PROBLEM REQUIREMENTS: Reproduce all of the material exactly as shown.

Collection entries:
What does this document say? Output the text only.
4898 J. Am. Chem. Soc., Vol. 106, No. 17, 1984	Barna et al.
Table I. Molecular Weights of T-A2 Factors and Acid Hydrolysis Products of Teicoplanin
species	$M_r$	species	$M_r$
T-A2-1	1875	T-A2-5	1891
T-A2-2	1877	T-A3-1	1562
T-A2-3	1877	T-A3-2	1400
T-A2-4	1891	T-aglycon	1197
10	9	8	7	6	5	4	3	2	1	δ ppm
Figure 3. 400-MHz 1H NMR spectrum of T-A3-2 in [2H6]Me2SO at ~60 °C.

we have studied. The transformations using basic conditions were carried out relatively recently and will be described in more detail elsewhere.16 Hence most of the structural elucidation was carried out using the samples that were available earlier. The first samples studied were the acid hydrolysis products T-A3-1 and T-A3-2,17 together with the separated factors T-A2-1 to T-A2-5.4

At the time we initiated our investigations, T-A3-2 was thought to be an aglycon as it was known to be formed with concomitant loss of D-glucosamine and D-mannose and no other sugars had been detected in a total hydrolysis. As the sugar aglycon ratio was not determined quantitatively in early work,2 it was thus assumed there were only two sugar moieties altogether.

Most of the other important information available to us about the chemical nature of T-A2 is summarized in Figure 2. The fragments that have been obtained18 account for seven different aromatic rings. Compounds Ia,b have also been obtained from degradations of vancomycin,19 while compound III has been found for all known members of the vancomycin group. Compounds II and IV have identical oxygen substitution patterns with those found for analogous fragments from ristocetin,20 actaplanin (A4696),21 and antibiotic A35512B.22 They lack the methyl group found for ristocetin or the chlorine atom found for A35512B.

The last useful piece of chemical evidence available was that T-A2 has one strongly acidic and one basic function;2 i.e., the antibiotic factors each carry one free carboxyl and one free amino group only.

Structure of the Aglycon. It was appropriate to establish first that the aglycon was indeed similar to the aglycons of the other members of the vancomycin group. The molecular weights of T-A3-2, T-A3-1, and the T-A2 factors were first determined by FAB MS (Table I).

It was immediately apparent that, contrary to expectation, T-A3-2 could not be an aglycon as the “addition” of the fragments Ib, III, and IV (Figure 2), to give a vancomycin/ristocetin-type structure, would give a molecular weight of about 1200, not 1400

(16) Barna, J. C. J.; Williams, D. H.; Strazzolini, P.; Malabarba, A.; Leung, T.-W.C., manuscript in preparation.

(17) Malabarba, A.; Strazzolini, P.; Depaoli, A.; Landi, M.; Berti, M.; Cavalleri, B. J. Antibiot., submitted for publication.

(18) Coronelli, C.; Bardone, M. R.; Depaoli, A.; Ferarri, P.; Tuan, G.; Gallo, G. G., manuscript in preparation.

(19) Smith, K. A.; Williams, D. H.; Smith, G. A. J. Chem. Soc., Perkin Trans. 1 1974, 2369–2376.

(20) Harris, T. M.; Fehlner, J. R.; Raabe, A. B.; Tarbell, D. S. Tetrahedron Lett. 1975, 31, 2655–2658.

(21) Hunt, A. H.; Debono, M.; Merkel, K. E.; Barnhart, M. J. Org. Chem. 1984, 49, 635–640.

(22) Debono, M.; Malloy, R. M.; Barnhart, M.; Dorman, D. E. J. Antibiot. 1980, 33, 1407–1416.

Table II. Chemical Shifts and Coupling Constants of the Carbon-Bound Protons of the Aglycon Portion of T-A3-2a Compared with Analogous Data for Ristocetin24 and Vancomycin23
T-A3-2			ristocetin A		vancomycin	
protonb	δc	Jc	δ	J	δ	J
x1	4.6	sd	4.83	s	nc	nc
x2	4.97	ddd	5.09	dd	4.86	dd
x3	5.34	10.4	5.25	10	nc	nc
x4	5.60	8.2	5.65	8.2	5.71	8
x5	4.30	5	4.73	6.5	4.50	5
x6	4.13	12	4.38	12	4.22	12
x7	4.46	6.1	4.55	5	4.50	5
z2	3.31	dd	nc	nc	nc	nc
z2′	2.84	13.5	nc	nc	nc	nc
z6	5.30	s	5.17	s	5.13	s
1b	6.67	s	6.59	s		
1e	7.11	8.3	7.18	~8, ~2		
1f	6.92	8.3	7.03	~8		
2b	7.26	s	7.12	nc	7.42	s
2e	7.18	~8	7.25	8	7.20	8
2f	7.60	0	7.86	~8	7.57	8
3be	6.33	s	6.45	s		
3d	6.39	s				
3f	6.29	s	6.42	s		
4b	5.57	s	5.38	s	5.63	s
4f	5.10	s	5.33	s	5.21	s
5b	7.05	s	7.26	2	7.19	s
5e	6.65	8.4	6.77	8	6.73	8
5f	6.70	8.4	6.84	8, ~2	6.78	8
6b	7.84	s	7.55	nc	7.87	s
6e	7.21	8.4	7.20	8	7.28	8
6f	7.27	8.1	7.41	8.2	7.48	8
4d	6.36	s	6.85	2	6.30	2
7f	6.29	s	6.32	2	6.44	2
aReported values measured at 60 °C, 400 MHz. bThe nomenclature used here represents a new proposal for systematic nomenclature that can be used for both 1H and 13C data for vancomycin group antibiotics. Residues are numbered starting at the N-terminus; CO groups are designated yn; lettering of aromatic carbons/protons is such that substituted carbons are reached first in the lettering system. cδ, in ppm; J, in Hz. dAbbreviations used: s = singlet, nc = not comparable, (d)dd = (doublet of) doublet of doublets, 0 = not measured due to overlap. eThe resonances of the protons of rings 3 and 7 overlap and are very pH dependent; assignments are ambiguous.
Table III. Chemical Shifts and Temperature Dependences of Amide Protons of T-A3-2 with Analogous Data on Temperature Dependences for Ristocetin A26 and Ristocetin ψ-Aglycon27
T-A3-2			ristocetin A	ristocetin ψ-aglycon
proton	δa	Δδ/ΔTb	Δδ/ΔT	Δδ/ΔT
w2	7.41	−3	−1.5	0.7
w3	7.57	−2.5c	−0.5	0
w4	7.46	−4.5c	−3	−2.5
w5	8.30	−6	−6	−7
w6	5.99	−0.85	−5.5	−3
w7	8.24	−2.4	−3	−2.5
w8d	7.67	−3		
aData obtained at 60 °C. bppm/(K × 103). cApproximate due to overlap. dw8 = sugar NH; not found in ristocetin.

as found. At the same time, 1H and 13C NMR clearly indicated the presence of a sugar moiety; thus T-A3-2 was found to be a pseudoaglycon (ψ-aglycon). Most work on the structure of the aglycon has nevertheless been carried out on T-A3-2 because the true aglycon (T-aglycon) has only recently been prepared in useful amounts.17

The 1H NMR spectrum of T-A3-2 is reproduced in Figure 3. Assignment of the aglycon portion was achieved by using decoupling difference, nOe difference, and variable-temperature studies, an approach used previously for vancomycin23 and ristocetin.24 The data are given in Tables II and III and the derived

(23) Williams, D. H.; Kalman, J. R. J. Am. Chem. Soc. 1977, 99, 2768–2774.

RIGHT ANSWER:
What does this document say? Output the text only.
4898 J. Am. Chem. Soc., Vol. 106, No. 17, 1984	Barna et al.
Table I. Molecular Weights of T-A2 Factors and Acid Hydrolysis Products of Teicoplanin
species	$M_r$	species	$M_r$
T-A2-1	1875	T-A2-5	1891
T-A2-2	1877	T-A3-1	1562
T-A2-3	1877	T-A3-2	1400
T-A2-4	1891	T-aglycon	1197
10	9	8	7	6	5	4	3	2	1	δ ppm
Figure 3. 400-MHz 1H NMR spectrum of T-A3-2 in [2H6]Me2SO at ~60 °C.

we have studied. The transformations using basic conditions were carried out relatively recently and will be described in more detail elsewhere.16 Hence most of the structural elucidation was carried out using the samples that were available earlier. The first samples studied were the acid hydrolysis products T-A3-1 and T-A3-2,17 together with the separated factors T-A2-1 to T-A2-5.4

At the time we initiated our investigations, T-A3-2 was thought to be an aglycon as it was known to be formed with concomitant loss of D-glucosamine and D-mannose and no other sugars had been detected in a total hydrolysis. As the sugar aglycon ratio was not determined quantitatively in early work,2 it was thus assumed there were only two sugar moieties altogether.

Most of the other important information available to us about the chemical nature of T-A2 is summarized in Figure 2. The fragments that have been obtained18 account for seven different aromatic rings. Compounds Ia,b have also been obtained from degradations of vancomycin,19 while compound III has been found for all known members of the vancomycin group. Compounds II and IV have identical oxygen substitution patterns with those found for analogous fragments from ristocetin,20 actaplanin (A4696),21 and antibiotic A35512B.22 They lack the methyl group found for ristocetin or the chlorine atom found for A35512B.

The last useful piece of chemical evidence available was that T-A2 has one strongly acidic and one basic function;2 i.e., the antibiotic factors each carry one free carboxyl and one free amino group only.

Structure of the Aglycon. It was appropriate to establish first that the aglycon was indeed similar to the aglycons of the other members of the vancomycin group. The molecular weights of T-A3-2, T-A3-1, and the T-A2 factors were first determined by FAB MS (Table I).

It was immediately apparent that, contrary to expectation, T-A3-2 could not be an aglycon as the “addition” of the fragments Ib, III, and IV (Figure 2), to give a vancomycin/ristocetin-type structure, would give a molecular weight of about 1200, not 1400

(16) Barna, J. C. J.; Williams, D. H.; Strazzolini, P.; Malabarba, A.; Leung, T.-W.C., manuscript in preparation.

(17) Malabarba, A.; Strazzolini, P.; Depaoli, A.; Landi, M.; Berti, M.; Cavalleri, B. J. Antibiot., submitted for publication.

(18) Coronelli, C.; Bardone, M. R.; Depaoli, A.; Ferarri, P.; Tuan, G.; Gallo, G. G., manuscript in preparation.

(19) Smith, K. A.; Williams, D. H.; Smith, G. A. J. Chem. Soc., Perkin Trans. 1 1974, 2369–2376.

(20) Harris, T. M.; Fehlner, J. R.; Raabe, A. B.; Tarbell, D. S. Tetrahedron Lett. 1975, 31, 2655–2658.

(21) Hunt, A. H.; Debono, M.; Merkel, K. E.; Barnhart, M. J. Org. Chem. 1984, 49, 635–640.

(22) Debono, M.; Malloy, R. M.; Barnhart, M.; Dorman, D. E. J. Antibiot. 1980, 33, 1407–1416.

Table II. Chemical Shifts and Coupling Constants of the Carbon-Bound Protons of the Aglycon Portion of T-A3-2a Compared with Analogous Data for Ristocetin24 and Vancomycin23
T-A3-2			ristocetin A		vancomycin	
protonb	δc	Jc	δ	J	δ	J
x1	4.6	sd	4.83	s	nc	nc
x2	4.97	ddd	5.09	dd	4.86	dd
x3	5.34	10.4	5.25	10	nc	nc
x4	5.60	8.2	5.65	8.2	5.71	8
x5	4.30	5	4.73	6.5	4.50	5
x6	4.13	12	4.38	12	4.22	12
x7	4.46	6.1	4.55	5	4.50	5
z2	3.31	dd	nc	nc	nc	nc
z2′	2.84	13.5	nc	nc	nc	nc
z6	5.30	s	5.17	s	5.13	s
1b	6.67	s	6.59	s		
1e	7.11	8.3	7.18	~8, ~2		
1f	6.92	8.3	7.03	~8		
2b	7.26	s	7.12	nc	7.42	s
2e	7.18	~8	7.25	8	7.20	8
2f	7.60	0	7.86	~8	7.57	8
3be	6.33	s	6.45	s		
3d	6.39	s				
3f	6.29	s	6.42	s		
4b	5.57	s	5.38	s	5.63	s
4f	5.10	s	5.33	s	5.21	s
5b	7.05	s	7.26	2	7.19	s
5e	6.65	8.4	6.77	8	6.73	8
5f	6.70	8.4	6.84	8, ~2	6.78	8
6b	7.84	s	7.55	nc	7.87	s
6e	7.21	8.4	7.20	8	7.28	8
6f	7.27	8.1	7.41	8.2	7.48	8
4d	6.36	s	6.85	2	6.30	2
7f	6.29	s	6.32	2	6.44	2
aReported values measured at 60 °C, 400 MHz. bThe nomenclature used here represents a new proposal for systematic nomenclature that can be used for both 1H and 13C data for vancomycin group antibiotics. Residues are numbered starting at the N-terminus; CO groups are designated yn; lettering of aromatic carbons/protons is such that substituted carbons are reached first in the lettering system. cδ, in ppm; J, in Hz. dAbbreviations used: s = singlet, nc = not comparable, (d)dd = (doublet of) doublet of doublets, 0 = not measured due to overlap. eThe resonances of the protons of rings 3 and 7 overlap and are very pH dependent; assignments are ambiguous.
Table III. Chemical Shifts and Temperature Dependences of Amide Protons of T-A3-2 with Analogous Data on Temperature Dependences for Ristocetin A26 and Ristocetin ψ-Aglycon27
T-A3-2			ristocetin A	ristocetin ψ-aglycon
proton	δa	Δδ/ΔTb	Δδ/ΔT	Δδ/ΔT
w2	7.41	−3	−1.5	0.7
w3	7.57	−2.5c	−0.5	0
w4	7.46	−4.5c	−3	−2.5
w5	8.30	−6	−6	−7
w6	5.99	−0.85	−5.5	−3
w7	8.24	−2.4	−3	−2.5
w8d	7.67	−3		
aData obtained at 60 °C. bppm/(K × 103). cApproximate due to overlap. dw8 = sugar NH; not found in ristocetin.

as found. At the same time, 1H and 13C NMR clearly indicated the presence of a sugar moiety; thus T-A3-2 was found to be a pseudoaglycon (ψ-aglycon). Most work on the structure of the aglycon has nevertheless been carried out on T-A3-2 because the true aglycon (T-aglycon) has only recently been prepared in useful amounts.17

The 1H NMR spectrum of T-A3-2 is reproduced in Figure 3. Assignment of the aglycon portion was achieved by using decoupling difference, nOe difference, and variable-temperature studies, an approach used previously for vancomycin23 and ristocetin.24 The data are given in Tables II and III and the derived

(23) Williams, D. H.; Kalman, J. R. J. Am. Chem. Soc. 1977, 99, 2768–2774.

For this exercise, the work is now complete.